** START OF Supplied records **
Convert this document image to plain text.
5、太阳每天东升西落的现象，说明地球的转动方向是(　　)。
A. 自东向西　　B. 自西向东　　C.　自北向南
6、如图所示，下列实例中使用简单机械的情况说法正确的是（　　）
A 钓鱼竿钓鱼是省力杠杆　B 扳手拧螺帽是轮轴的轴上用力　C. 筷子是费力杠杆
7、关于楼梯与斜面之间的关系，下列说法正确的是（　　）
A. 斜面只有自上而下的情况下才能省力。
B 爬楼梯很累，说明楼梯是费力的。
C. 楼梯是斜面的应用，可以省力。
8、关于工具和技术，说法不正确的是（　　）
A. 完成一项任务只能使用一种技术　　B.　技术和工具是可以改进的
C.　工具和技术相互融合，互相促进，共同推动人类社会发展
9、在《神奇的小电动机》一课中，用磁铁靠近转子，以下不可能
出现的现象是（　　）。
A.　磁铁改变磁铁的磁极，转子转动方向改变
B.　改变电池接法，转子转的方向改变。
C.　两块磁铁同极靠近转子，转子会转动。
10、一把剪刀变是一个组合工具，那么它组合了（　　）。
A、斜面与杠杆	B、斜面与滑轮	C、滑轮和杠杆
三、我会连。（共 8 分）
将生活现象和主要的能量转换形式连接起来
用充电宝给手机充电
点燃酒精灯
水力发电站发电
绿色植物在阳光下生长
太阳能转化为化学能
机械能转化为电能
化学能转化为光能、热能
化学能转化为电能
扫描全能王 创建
** END OF Supplied records **
▸ Set exercise: Using the exact wording, write out all of the records.

▸ Finished answer:
Convert this document image to plain text.
5、太阳每天东升西落的现象，说明地球的转动方向是(　　)。
A. 自东向西　　B. 自西向东　　C.　自北向南
6、如图所示，下列实例中使用简单机械的情况说法正确的是（　　）
A 钓鱼竿钓鱼是省力杠杆　B 扳手拧螺帽是轮轴的轴上用力　C. 筷子是费力杠杆
7、关于楼梯与斜面之间的关系，下列说法正确的是（　　）
A. 斜面只有自上而下的情况下才能省力。
B 爬楼梯很累，说明楼梯是费力的。
C. 楼梯是斜面的应用，可以省力。
8、关于工具和技术，说法不正确的是（　　）
A. 完成一项任务只能使用一种技术　　B.　技术和工具是可以改进的
C.　工具和技术相互融合，互相促进，共同推动人类社会发展
9、在《神奇的小电动机》一课中，用磁铁靠近转子，以下不可能
出现的现象是（　　）。
A.　磁铁改变磁铁的磁极，转子转动方向改变
B.　改变电池接法，转子转的方向改变。
C.　两块磁铁同极靠近转子，转子会转动。
10、一把剪刀变是一个组合工具，那么它组合了（　　）。
A、斜面与杠杆	B、斜面与滑轮	C、滑轮和杠杆
三、我会连。（共 8 分）
将生活现象和主要的能量转换形式连接起来
用充电宝给手机充电
点燃酒精灯
水力发电站发电
绿色植物在阳光下生长
太阳能转化为化学能
机械能转化为电能
化学能转化为光能、热能
化学能转化为电能
扫描全能王 创建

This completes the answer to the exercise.